=== To be done ===
Count how many lines in this material contain "Наталья". The answer is that number alone.

===============

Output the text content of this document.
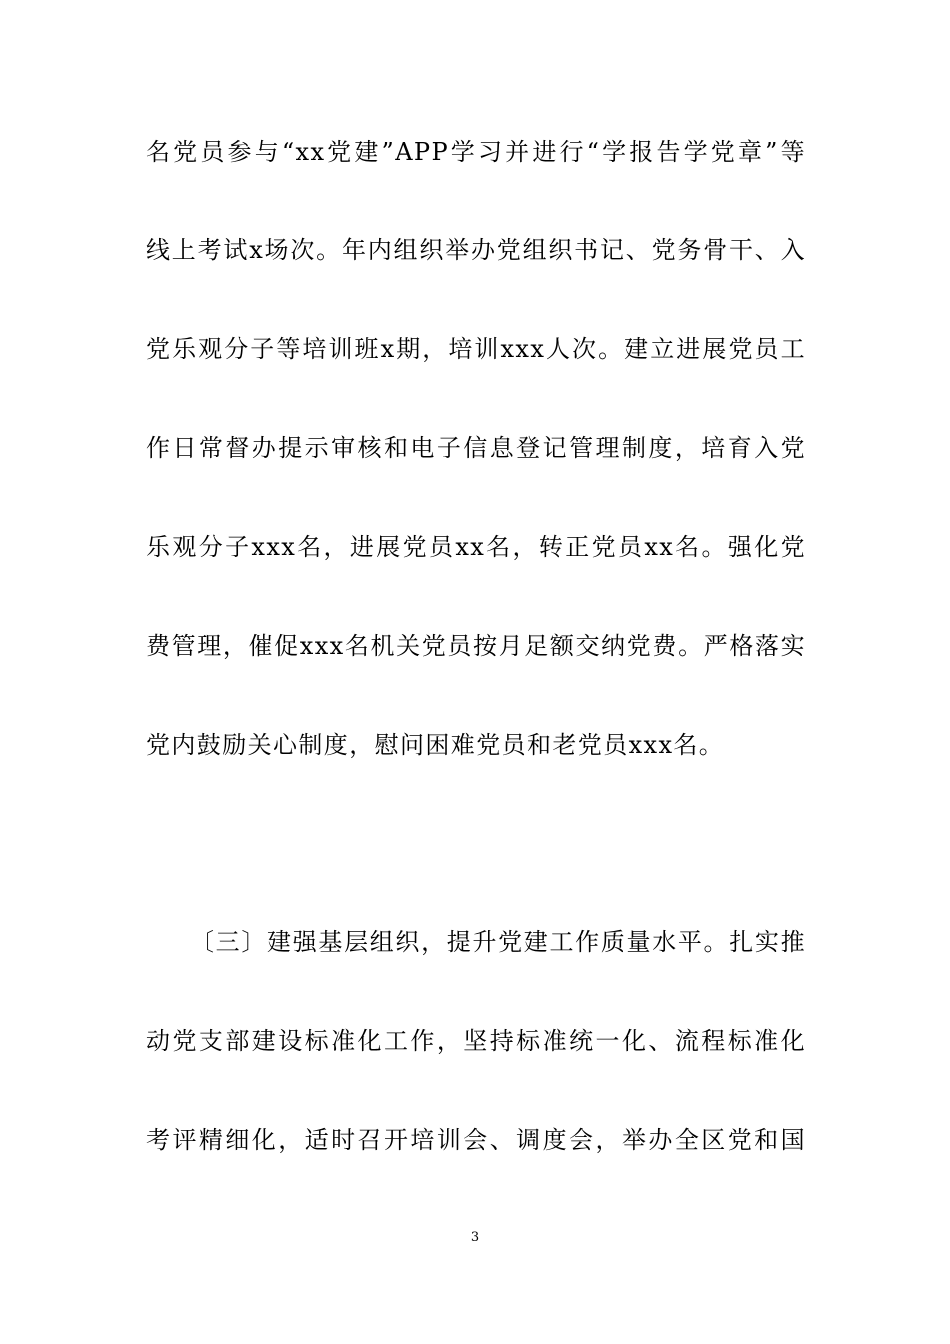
名党员参与“xx党建”APP学习并进行“学报告学党章”等
线上考试x场次。年内组织举办党组织书记、党务骨干、入
党乐观分子等培训班x期，培训xxx人次。建立进展党员工
作日常督办提示审核和电子信息登记管理制度，培育入党
乐观分子xxx名，进展党员xx名，转正党员xx名。强化党
费管理，催促xxx名机关党员按月足额交纳党费。严格落实
党内鼓励关心制度，慰问困难党员和老党员xxx名。
〔三〕建强基层组织，提升党建工作质量水平。扎实推
动党支部建设标准化工作，坚持标准统一化、流程标准化
考评精细化，适时召开培训会、调度会，举办全区党和国
3
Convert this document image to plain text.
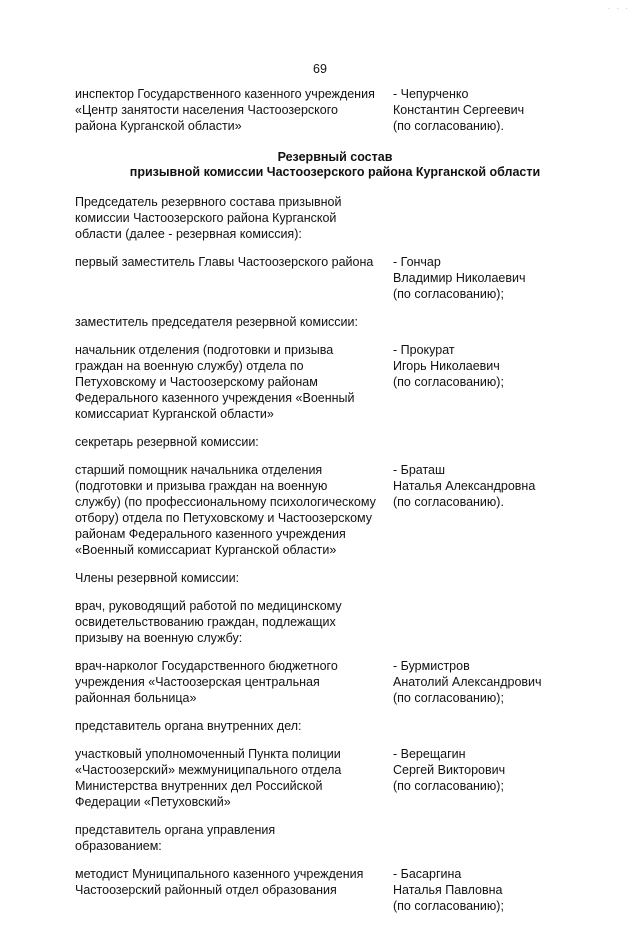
· · ·
69
инспектор Государственного казенного учреждения
«Центр занятости населения Частоозерского
района Курганской области»
- Чепурченко
Константин Сергеевич
(по согласованию).
Резервный состав
призывной комиссии Частоозерского района Курганской области
Председатель резервного состава призывной
комиссии Частоозерского района Курганской
области (далее - резервная комиссия):
первый заместитель Главы Частоозерского района	- Гончар
Владимир Николаевич
(по согласованию);
заместитель председателя резервной комиссии:
начальник отделения (подготовки и призыва
граждан на военную службу) отдела по
Петуховскому и Частоозерскому районам
Федерального казенного учреждения «Военный
комиссариат Курганской области»
- Прокурат
Игорь Николаевич
(по согласованию);
секретарь резервной комиссии:
старший помощник начальника отделения
(подготовки и призыва граждан на военную
службу) (по профессиональному психологическому
отбору) отдела по Петуховскому и Частоозерскому
районам Федерального казенного учреждения
«Военный комиссариат Курганской области»
- Браташ
Наталья Александровна
(по согласованию).
Члены резервной комиссии:
врач, руководящий работой по медицинскому
освидетельствованию граждан, подлежащих
призыву на военную службу:
врач-нарколог Государственного бюджетного
учреждения «Частоозерская центральная
районная больница»
- Бурмистров
Анатолий Александрович
(по согласованию);
представитель органа внутренних дел:
участковый уполномоченный Пункта полиции
«Частоозерский» межмуниципального отдела
Министерства внутренних дел Российской
Федерации «Петуховский»
- Верещагин
Сергей Викторович
(по согласованию);
представитель органа управления
образованием:
методист Муниципального казенного учреждения
Частоозерский районный отдел образования
- Басаргина
Наталья Павловна
(по согласованию);
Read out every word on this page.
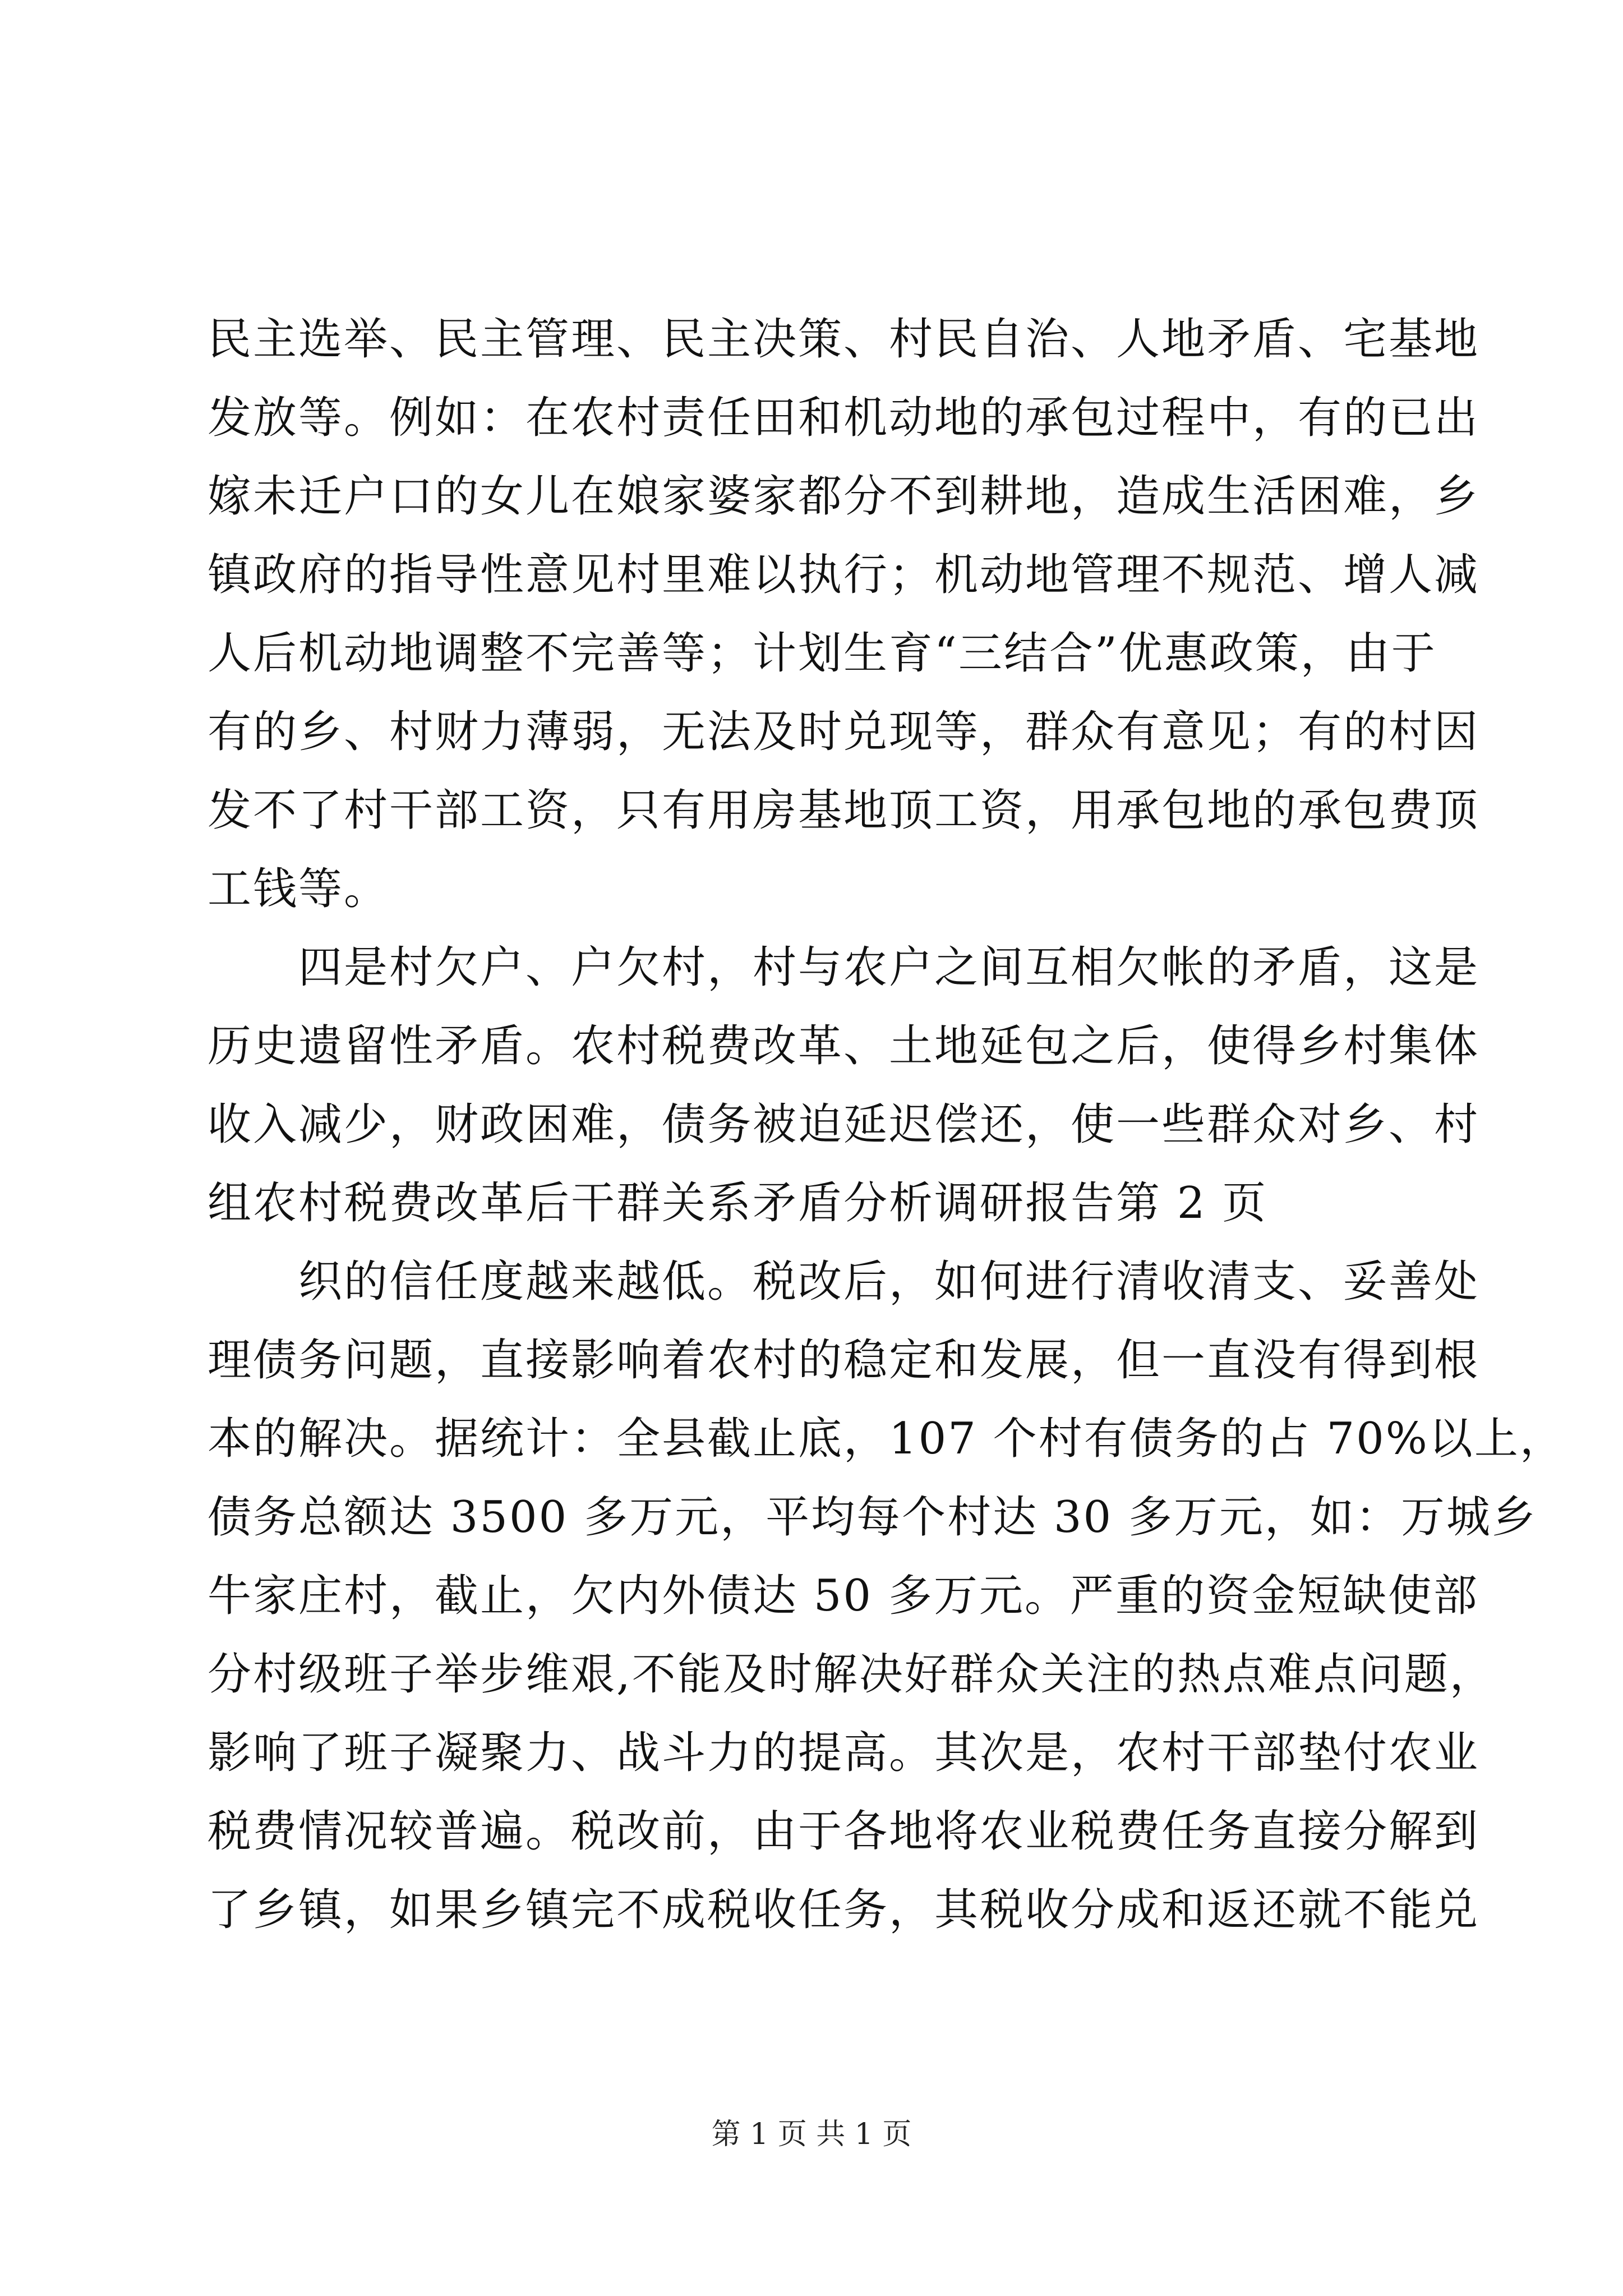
民主选举、民主管理、民主决策、村民自治、人地矛盾、宅基地
发放等。例如：在农村责任田和机动地的承包过程中，有的已出
嫁未迁户口的女儿在娘家婆家都分不到耕地，造成生活困难，乡
镇政府的指导性意见村里难以执行；机动地管理不规范、增人减
人后机动地调整不完善等；计划生育“三结合”优惠政策，由于
有的乡、村财力薄弱，无法及时兑现等，群众有意见；有的村因
发不了村干部工资，只有用房基地顶工资，用承包地的承包费顶
工钱等。
四是村欠户、户欠村，村与农户之间互相欠帐的矛盾，这是
历史遗留性矛盾。农村税费改革、土地延包之后，使得乡村集体
收入减少，财政困难，债务被迫延迟偿还，使一些群众对乡、村
组农村税费改革后干群关系矛盾分析调研报告第 2 页
织的信任度越来越低。税改后，如何进行清收清支、妥善处
理债务问题，直接影响着农村的稳定和发展，但一直没有得到根
本的解决。据统计：全县截止底，107 个村有债务的占 70%以上，
债务总额达 3500 多万元，平均每个村达 30 多万元，如：万城乡
牛家庄村，截止，欠内外债达 50 多万元。严重的资金短缺使部
分村级班子举步维艰,不能及时解决好群众关注的热点难点问题，
影响了班子凝聚力、战斗力的提高。其次是，农村干部垫付农业
税费情况较普遍。税改前，由于各地将农业税费任务直接分解到
了乡镇，如果乡镇完不成税收任务，其税收分成和返还就不能兑
第 1 页 共 1 页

===============

=== Full answer ===
2